Given exercise » Exactly as written, print each record in the listing.

Data listing »
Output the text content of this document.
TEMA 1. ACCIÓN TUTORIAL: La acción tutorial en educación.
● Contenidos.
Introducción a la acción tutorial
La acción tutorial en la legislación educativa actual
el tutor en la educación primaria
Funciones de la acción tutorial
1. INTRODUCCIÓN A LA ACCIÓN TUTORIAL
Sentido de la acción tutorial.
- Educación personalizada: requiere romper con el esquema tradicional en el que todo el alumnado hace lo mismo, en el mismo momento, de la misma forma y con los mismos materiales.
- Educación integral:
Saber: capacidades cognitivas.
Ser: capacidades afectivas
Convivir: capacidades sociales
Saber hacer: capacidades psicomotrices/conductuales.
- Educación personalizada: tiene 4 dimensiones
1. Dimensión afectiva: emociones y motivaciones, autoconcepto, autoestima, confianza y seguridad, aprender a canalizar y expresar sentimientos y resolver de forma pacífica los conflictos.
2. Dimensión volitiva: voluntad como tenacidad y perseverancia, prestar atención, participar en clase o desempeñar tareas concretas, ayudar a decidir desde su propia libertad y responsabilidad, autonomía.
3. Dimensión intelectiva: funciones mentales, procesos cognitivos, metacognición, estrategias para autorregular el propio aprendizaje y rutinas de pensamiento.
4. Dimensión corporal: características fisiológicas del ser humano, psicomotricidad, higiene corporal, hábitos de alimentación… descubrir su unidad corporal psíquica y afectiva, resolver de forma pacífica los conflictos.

Full output »
Output the text content of this document.
TEMA 1. ACCIÓN TUTORIAL: La acción tutorial en educación.
● Contenidos.
Introducción a la acción tutorial
La acción tutorial en la legislación educativa actual
el tutor en la educación primaria
Funciones de la acción tutorial
1. INTRODUCCIÓN A LA ACCIÓN TUTORIAL
Sentido de la acción tutorial.
- Educación personalizada: requiere romper con el esquema tradicional en el que todo el alumnado hace lo mismo, en el mismo momento, de la misma forma y con los mismos materiales.
- Educación integral:
Saber: capacidades cognitivas.
Ser: capacidades afectivas
Convivir: capacidades sociales
Saber hacer: capacidades psicomotrices/conductuales.
- Educación personalizada: tiene 4 dimensiones
1. Dimensión afectiva: emociones y motivaciones, autoconcepto, autoestima, confianza y seguridad, aprender a canalizar y expresar sentimientos y resolver de forma pacífica los conflictos.
2. Dimensión volitiva: voluntad como tenacidad y perseverancia, prestar atención, participar en clase o desempeñar tareas concretas, ayudar a decidir desde su propia libertad y responsabilidad, autonomía.
3. Dimensión intelectiva: funciones mentales, procesos cognitivos, metacognición, estrategias para autorregular el propio aprendizaje y rutinas de pensamiento.
4. Dimensión corporal: características fisiológicas del ser humano, psicomotricidad, higiene corporal, hábitos de alimentación… descubrir su unidad corporal psíquica y afectiva, resolver de forma pacífica los conflictos.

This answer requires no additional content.